DATASET EXCERPTS =
******

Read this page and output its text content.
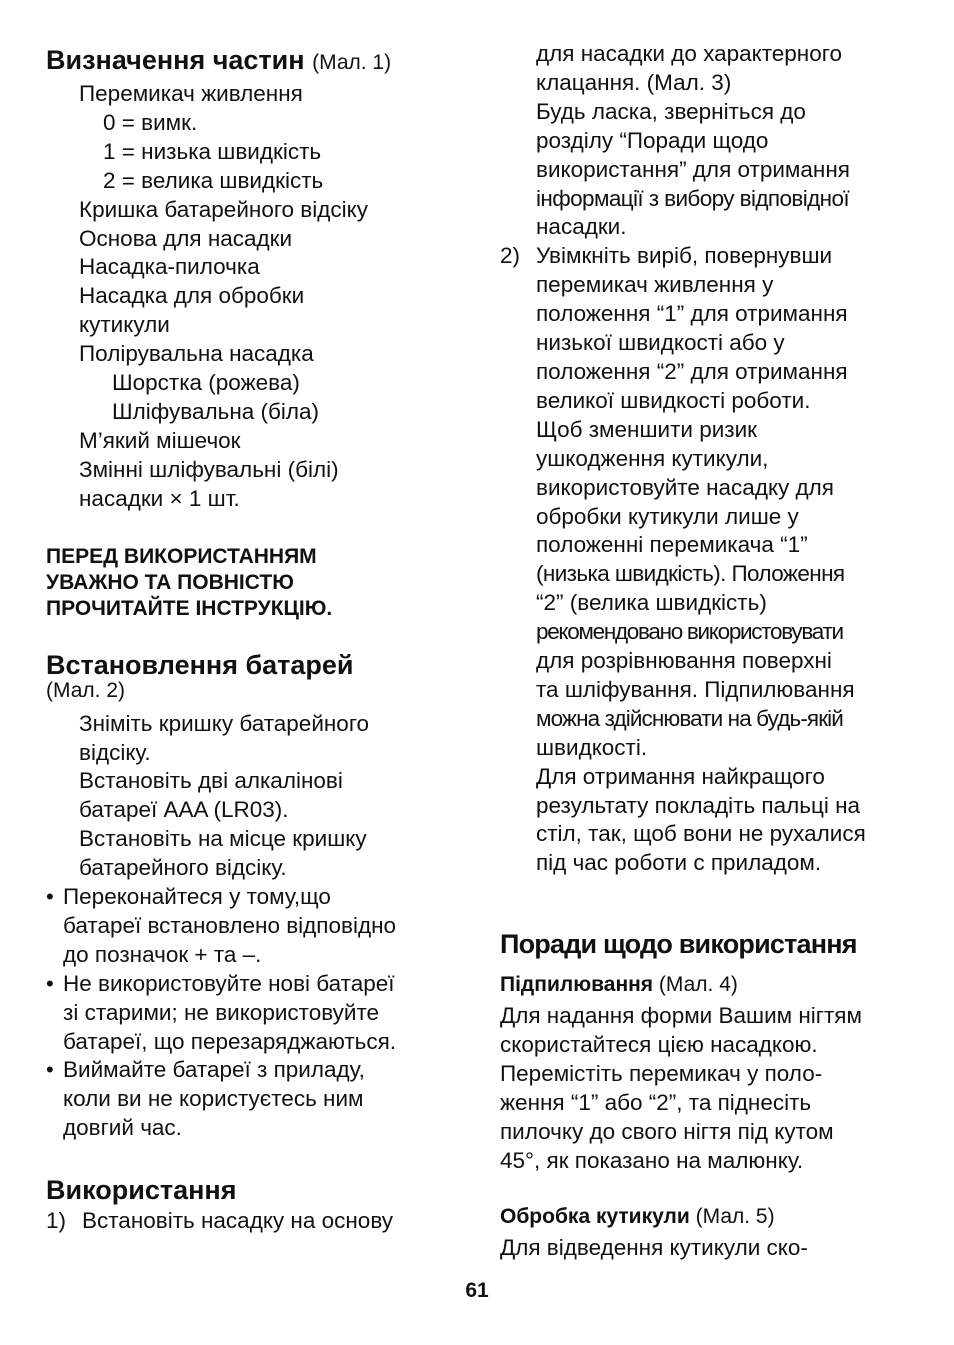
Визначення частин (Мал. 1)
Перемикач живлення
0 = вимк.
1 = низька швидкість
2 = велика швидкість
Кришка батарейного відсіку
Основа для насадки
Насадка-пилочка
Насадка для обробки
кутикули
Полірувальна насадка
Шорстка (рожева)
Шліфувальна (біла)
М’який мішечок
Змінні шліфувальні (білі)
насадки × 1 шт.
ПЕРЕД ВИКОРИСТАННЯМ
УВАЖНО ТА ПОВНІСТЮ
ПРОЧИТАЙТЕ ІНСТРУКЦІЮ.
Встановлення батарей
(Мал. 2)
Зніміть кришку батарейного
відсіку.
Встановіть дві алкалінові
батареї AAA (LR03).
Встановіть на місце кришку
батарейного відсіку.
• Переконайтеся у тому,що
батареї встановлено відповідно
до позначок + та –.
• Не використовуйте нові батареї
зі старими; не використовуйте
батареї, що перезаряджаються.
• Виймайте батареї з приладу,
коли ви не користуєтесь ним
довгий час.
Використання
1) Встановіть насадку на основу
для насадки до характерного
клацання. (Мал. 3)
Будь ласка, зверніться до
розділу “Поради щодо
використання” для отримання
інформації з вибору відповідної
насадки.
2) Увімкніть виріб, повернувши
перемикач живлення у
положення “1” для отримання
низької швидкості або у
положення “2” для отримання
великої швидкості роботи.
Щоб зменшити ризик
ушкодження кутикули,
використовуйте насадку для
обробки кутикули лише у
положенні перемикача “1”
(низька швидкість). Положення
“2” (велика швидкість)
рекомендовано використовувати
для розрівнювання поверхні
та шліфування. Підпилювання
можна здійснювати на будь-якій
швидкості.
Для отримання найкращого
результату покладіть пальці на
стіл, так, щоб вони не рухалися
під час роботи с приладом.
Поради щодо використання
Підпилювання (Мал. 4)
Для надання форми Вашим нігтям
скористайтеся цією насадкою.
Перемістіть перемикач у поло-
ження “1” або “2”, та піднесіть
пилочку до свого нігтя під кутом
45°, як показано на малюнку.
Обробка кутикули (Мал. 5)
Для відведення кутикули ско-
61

******

WORK TO DO =
From the entries above, copy every line where the word "кутикули" shows up.

RESULT FOR THIS EXERCISE =
кутикули
ушкодження кутикули,
обробки кутикули лише у
Обробка кутикули (Мал. 5)
Для відведення кутикули ско-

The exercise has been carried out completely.